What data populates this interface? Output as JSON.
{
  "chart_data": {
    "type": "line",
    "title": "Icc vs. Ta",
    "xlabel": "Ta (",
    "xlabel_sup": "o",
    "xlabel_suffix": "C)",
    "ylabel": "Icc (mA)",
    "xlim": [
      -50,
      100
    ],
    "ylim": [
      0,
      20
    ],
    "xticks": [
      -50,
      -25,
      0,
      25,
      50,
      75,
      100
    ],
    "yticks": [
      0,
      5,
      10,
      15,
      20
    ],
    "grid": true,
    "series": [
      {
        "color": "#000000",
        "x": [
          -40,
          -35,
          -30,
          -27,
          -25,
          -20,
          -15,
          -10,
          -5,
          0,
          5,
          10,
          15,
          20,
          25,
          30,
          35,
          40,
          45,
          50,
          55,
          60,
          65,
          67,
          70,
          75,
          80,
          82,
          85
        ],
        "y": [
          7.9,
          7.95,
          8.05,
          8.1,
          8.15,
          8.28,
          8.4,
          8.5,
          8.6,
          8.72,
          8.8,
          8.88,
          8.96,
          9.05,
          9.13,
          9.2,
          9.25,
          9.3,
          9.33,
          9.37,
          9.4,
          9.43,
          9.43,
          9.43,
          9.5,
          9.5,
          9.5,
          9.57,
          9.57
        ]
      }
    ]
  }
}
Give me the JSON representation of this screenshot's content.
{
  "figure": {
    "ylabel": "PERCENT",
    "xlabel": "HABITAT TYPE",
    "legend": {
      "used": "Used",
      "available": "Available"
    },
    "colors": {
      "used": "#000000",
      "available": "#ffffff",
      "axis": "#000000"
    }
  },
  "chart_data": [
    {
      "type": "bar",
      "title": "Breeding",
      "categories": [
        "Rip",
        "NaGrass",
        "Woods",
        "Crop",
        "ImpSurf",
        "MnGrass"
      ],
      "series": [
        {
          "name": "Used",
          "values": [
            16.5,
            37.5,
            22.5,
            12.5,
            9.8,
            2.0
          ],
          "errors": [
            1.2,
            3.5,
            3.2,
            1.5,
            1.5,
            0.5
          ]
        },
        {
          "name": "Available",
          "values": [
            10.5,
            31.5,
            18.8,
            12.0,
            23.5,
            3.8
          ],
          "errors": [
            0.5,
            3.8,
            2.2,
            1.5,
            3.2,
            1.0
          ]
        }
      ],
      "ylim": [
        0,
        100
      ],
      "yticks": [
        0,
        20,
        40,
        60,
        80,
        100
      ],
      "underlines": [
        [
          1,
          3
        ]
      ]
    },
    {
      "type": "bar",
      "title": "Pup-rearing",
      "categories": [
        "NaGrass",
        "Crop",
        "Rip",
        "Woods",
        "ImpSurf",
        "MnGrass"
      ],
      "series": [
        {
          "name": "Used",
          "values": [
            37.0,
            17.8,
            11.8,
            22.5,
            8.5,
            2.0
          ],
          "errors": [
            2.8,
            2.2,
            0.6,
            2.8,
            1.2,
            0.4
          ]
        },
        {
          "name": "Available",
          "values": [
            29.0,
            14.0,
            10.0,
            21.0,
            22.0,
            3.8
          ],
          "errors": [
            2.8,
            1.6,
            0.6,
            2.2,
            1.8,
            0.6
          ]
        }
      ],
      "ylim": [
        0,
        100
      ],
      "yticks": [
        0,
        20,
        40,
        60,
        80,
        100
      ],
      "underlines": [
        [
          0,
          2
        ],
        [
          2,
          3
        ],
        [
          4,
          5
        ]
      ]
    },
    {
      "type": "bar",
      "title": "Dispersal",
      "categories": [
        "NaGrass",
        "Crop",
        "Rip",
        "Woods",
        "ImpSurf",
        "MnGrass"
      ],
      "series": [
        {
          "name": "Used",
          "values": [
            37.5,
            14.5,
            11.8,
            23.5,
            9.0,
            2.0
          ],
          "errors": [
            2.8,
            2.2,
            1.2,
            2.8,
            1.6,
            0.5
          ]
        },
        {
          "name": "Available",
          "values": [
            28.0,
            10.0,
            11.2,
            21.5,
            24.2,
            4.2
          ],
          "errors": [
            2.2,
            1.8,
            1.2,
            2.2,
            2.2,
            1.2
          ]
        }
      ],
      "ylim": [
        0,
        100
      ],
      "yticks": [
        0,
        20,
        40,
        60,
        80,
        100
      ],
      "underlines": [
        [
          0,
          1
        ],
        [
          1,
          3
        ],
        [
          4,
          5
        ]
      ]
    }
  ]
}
________
What the exercise asks: Pull out and copy each line containing the string "title".

In response:
    "title": "Icc vs. Ta",
      "title": "Breeding",
      "title": "Pup-rearing",
      "title": "Dispersal",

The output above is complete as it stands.